Stored data entries:
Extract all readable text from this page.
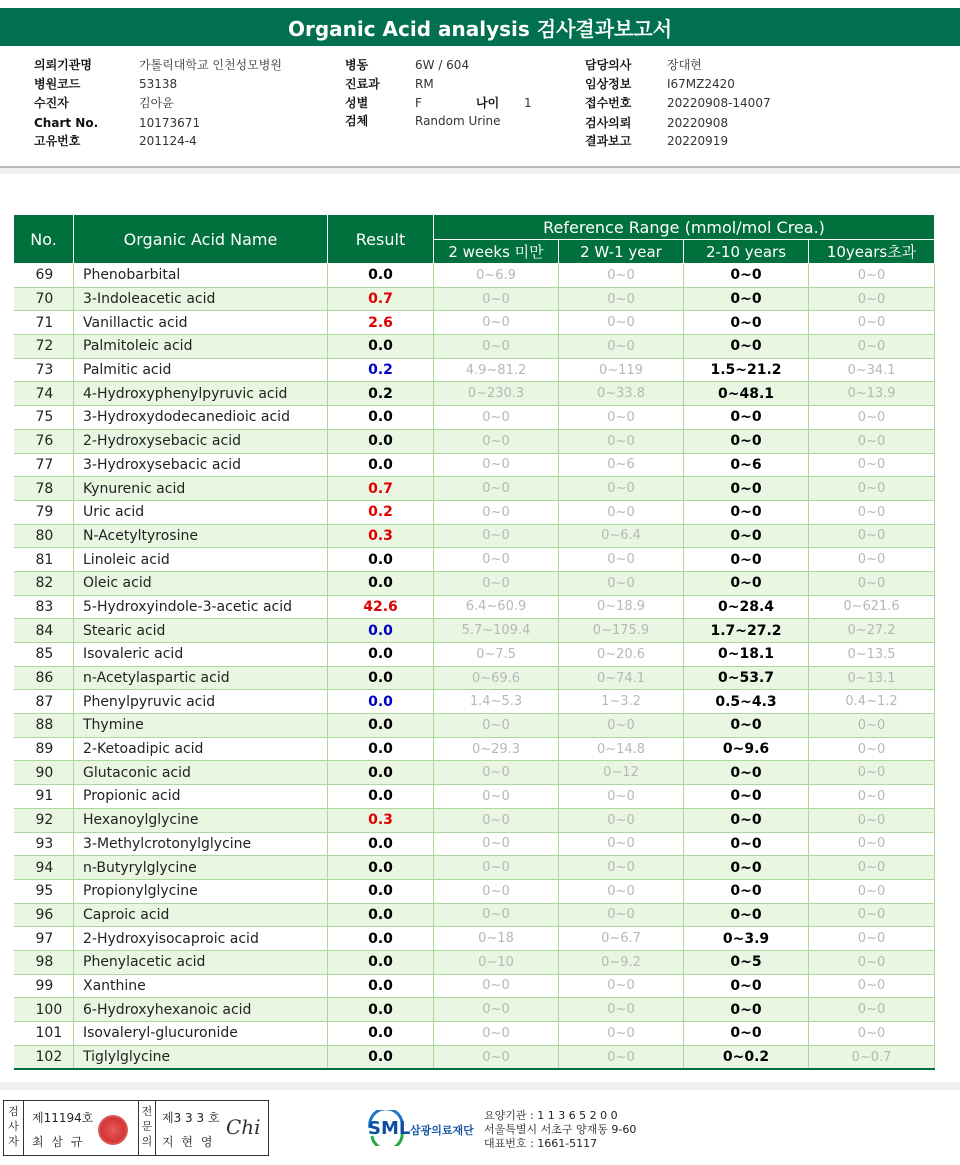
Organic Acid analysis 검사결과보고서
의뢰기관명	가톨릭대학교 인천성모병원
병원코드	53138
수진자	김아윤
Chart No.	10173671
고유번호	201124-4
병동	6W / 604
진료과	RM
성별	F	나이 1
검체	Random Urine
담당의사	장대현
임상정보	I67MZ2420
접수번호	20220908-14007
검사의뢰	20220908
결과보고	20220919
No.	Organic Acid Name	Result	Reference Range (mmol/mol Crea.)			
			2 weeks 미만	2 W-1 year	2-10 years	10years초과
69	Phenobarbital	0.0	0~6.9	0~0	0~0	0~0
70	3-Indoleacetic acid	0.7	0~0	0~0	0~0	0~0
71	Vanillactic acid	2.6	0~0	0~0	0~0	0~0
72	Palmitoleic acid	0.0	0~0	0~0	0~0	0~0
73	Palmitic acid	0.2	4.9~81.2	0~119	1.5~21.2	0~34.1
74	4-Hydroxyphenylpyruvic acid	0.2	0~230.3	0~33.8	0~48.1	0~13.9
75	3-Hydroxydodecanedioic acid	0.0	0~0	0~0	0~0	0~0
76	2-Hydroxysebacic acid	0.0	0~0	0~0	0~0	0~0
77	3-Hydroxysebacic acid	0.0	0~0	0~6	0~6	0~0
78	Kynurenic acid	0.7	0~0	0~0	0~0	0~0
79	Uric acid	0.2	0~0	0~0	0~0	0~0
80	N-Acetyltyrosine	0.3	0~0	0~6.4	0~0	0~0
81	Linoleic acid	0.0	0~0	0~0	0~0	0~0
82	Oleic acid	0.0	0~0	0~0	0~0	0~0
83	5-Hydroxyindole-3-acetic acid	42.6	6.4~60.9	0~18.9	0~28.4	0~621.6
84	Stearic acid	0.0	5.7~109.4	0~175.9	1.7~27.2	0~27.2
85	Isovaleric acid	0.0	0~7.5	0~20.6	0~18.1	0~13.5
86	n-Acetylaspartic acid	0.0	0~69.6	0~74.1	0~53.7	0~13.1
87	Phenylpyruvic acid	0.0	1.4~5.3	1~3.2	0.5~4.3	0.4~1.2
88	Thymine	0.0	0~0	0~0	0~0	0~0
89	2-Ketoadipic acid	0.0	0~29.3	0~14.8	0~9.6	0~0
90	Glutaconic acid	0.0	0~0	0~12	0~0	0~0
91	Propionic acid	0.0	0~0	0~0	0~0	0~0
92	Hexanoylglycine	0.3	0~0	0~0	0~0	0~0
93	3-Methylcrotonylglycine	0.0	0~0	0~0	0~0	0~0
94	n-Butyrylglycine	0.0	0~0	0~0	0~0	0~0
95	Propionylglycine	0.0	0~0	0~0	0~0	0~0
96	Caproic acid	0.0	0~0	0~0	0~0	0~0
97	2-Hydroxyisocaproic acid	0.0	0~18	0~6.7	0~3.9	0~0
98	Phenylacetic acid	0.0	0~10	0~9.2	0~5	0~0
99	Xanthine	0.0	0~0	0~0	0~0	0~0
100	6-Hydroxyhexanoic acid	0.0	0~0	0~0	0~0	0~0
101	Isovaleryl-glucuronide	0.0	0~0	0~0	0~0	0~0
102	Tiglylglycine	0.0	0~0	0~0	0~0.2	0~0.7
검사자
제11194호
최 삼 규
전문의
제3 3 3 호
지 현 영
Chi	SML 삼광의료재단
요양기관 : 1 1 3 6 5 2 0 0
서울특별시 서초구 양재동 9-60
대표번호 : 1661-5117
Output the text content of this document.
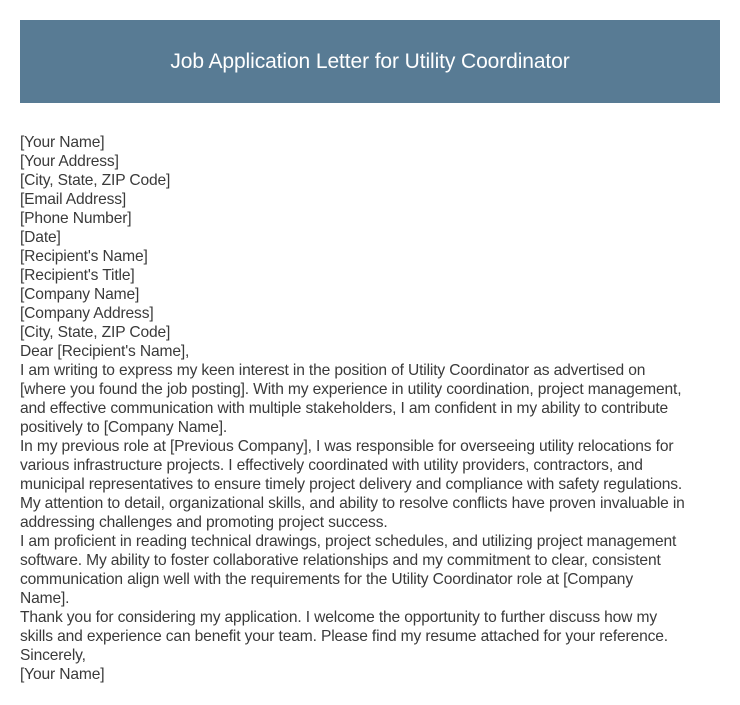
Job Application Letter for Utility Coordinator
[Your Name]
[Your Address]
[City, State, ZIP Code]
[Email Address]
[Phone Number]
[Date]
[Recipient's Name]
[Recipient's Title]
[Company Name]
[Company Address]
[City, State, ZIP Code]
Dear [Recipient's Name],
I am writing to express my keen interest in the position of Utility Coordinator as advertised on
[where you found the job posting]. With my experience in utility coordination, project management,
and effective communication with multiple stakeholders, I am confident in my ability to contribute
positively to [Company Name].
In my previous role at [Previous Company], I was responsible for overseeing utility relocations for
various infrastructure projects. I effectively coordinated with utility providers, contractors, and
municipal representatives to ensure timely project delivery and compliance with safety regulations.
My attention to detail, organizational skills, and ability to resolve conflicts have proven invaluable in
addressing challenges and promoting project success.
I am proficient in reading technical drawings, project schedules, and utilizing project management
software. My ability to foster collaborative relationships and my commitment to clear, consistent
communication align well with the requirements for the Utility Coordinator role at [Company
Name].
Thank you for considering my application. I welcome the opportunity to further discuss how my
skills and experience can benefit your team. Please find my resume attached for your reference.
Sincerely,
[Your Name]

### DIRECTIONS FOR THIS TASK
Output exactly the lines from the line with "Output the text content of this document." to the last line of the records, including both, and leave every picture out.

### TASK RESULT
Output the text content of this document.
Job Application Letter for Utility Coordinator
[Your Name]
[Your Address]
[City, State, ZIP Code]
[Email Address]
[Phone Number]
[Date]
[Recipient's Name]
[Recipient's Title]
[Company Name]
[Company Address]
[City, State, ZIP Code]
Dear [Recipient's Name],
I am writing to express my keen interest in the position of Utility Coordinator as advertised on
[where you found the job posting]. With my experience in utility coordination, project management,
and effective communication with multiple stakeholders, I am confident in my ability to contribute
positively to [Company Name].
In my previous role at [Previous Company], I was responsible for overseeing utility relocations for
various infrastructure projects. I effectively coordinated with utility providers, contractors, and
municipal representatives to ensure timely project delivery and compliance with safety regulations.
My attention to detail, organizational skills, and ability to resolve conflicts have proven invaluable in
addressing challenges and promoting project success.
I am proficient in reading technical drawings, project schedules, and utilizing project management
software. My ability to foster collaborative relationships and my commitment to clear, consistent
communication align well with the requirements for the Utility Coordinator role at [Company
Name].
Thank you for considering my application. I welcome the opportunity to further discuss how my
skills and experience can benefit your team. Please find my resume attached for your reference.
Sincerely,
[Your Name]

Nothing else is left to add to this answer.